### Information shown ###

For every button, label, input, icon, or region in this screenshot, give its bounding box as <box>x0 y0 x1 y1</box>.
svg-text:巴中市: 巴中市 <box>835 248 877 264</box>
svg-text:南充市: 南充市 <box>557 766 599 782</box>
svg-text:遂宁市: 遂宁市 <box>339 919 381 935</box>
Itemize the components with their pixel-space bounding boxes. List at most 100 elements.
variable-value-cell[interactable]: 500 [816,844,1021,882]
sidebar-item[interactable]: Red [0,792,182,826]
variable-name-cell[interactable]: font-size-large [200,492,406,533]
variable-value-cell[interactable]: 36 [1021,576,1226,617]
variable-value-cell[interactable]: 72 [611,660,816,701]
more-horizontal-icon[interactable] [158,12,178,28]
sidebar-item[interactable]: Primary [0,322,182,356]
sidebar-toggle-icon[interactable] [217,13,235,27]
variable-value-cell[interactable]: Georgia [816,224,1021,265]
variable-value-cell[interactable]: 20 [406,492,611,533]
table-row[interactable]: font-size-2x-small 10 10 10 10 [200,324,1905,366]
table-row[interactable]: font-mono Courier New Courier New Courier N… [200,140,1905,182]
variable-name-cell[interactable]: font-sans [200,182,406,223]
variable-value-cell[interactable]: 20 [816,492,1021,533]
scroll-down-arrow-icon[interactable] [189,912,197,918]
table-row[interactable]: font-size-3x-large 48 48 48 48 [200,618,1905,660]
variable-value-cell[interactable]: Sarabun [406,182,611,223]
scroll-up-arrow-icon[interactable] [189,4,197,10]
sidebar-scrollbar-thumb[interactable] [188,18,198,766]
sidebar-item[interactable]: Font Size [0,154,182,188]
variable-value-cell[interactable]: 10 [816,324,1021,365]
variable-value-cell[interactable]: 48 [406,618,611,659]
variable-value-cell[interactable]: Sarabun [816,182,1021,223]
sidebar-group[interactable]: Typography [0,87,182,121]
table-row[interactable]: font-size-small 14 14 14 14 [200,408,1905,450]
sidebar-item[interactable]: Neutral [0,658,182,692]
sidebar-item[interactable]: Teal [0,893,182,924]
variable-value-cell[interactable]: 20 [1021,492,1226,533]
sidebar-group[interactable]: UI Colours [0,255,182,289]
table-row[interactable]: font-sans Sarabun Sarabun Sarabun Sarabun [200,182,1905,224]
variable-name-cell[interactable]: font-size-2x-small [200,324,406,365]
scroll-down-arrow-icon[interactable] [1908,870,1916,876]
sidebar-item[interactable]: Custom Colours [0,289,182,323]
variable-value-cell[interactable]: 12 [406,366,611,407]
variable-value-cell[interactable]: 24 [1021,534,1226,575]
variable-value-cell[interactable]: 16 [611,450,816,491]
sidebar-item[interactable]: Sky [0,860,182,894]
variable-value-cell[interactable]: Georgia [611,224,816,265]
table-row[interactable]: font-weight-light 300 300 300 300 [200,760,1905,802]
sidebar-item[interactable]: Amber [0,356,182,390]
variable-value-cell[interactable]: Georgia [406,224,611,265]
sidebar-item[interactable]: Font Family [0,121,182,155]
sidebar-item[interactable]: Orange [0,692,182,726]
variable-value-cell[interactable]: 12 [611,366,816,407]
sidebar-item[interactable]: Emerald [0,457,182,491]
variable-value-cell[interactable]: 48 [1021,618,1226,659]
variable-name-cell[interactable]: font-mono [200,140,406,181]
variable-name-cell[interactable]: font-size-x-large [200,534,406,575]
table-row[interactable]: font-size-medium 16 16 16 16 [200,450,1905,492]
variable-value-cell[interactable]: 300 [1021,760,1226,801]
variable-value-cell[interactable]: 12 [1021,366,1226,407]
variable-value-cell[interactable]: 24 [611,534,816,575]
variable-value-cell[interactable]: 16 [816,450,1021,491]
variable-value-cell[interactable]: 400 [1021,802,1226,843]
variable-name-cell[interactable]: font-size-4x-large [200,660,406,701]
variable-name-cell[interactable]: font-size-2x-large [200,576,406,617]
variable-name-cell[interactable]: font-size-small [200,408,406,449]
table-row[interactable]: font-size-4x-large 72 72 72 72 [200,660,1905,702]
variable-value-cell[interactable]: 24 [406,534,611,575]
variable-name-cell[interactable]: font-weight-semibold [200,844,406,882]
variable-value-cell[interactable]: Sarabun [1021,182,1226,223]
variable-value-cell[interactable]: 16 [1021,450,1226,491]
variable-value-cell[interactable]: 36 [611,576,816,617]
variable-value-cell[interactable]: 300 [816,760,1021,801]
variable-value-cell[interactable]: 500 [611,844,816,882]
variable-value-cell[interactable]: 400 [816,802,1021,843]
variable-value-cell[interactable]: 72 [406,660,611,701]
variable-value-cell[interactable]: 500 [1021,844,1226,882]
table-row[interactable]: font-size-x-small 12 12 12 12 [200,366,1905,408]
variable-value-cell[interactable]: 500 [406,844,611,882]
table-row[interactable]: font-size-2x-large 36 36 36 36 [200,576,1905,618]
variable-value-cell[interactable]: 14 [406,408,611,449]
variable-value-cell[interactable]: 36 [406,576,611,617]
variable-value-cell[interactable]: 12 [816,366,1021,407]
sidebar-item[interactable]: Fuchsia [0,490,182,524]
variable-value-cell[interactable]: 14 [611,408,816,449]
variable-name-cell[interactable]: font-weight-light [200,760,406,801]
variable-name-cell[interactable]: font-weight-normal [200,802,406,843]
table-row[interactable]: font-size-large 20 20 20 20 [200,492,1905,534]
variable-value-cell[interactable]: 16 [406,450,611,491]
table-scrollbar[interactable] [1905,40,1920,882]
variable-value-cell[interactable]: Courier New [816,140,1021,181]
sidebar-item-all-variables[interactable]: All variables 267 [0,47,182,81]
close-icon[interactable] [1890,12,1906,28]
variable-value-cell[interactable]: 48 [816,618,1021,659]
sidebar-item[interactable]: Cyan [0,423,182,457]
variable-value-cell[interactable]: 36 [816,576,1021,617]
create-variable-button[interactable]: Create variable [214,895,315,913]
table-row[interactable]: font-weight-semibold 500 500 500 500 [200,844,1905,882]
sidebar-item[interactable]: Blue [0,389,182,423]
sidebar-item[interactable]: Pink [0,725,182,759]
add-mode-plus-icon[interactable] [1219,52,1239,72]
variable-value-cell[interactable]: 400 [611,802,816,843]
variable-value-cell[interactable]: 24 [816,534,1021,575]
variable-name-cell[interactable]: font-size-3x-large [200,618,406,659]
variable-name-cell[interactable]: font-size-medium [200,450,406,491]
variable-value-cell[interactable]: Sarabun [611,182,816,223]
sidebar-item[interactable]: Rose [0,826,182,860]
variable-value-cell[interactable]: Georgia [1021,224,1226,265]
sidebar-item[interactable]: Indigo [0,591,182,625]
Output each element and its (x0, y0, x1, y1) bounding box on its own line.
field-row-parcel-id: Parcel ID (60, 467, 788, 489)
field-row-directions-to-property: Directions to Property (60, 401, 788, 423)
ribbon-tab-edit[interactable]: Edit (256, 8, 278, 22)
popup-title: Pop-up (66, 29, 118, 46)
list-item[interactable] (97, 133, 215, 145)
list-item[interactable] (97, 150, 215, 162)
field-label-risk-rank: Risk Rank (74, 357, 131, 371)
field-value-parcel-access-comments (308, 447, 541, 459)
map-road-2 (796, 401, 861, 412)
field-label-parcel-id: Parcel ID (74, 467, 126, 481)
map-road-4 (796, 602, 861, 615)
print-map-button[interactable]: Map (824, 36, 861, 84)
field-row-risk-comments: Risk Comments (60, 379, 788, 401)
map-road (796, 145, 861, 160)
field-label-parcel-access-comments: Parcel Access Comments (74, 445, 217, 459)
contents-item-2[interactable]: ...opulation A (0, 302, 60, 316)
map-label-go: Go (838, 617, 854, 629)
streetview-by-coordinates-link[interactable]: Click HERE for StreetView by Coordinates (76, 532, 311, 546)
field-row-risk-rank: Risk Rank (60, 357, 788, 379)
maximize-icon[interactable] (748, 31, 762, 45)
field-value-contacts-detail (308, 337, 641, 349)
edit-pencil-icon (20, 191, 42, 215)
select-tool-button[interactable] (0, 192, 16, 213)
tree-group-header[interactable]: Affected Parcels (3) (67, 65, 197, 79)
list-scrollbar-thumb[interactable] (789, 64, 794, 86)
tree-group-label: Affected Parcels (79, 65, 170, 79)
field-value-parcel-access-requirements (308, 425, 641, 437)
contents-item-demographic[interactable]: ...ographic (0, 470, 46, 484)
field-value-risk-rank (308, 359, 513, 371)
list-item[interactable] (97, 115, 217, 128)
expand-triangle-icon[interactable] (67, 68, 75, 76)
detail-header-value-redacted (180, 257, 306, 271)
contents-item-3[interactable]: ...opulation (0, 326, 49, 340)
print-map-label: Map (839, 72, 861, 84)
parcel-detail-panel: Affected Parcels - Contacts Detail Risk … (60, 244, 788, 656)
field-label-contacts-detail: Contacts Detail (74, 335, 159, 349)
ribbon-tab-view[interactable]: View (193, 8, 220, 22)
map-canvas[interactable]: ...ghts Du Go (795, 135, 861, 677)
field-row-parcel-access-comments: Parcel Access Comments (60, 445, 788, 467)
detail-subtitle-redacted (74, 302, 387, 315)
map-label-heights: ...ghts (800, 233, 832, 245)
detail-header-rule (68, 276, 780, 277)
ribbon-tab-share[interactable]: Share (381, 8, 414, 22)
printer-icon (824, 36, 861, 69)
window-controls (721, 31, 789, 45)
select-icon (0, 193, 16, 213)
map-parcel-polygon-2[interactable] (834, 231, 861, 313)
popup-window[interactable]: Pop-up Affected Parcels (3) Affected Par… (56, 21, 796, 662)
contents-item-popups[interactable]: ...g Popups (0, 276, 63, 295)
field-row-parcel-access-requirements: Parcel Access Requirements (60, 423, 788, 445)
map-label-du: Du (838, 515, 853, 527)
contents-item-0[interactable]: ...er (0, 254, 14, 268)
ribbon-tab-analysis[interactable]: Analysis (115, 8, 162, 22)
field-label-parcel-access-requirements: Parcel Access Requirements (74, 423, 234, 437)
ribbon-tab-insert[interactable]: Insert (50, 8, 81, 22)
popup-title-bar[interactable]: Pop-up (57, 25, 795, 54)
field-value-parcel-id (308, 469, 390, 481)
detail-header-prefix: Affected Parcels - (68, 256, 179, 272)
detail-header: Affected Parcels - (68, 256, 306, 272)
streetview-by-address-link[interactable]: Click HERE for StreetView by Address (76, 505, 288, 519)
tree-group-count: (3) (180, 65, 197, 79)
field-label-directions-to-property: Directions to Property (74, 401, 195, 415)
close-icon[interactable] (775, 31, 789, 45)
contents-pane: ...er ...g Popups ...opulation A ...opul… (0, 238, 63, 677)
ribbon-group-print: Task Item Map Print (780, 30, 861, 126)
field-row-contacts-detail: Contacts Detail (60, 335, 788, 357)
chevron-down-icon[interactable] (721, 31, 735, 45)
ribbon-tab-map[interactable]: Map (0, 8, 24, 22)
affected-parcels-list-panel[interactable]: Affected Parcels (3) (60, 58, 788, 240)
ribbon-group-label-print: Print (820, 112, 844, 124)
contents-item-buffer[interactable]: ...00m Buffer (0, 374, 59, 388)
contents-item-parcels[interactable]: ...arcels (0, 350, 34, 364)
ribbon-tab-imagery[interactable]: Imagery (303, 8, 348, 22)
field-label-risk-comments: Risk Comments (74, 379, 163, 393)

###

**Exercise prompt**
Reproduce the entries word for word, starting at the first entry and ending at the line that contains "variable-value-cell[interactable]: 36 [1021,576,1226,617]", with both ends included.

**Response below**
For every button, label, input, icon, or region in this screenshot, give its bounding box as <box>x0 y0 x1 y1</box>.
svg-text:巴中市: 巴中市 <box>835 248 877 264</box>
svg-text:南充市: 南充市 <box>557 766 599 782</box>
svg-text:遂宁市: 遂宁市 <box>339 919 381 935</box>
Itemize the components with their pixel-space bounding boxes. List at most 100 elements.
variable-value-cell[interactable]: 500 [816,844,1021,882]
sidebar-item[interactable]: Red [0,792,182,826]
variable-name-cell[interactable]: font-size-large [200,492,406,533]
variable-value-cell[interactable]: 36 [1021,576,1226,617]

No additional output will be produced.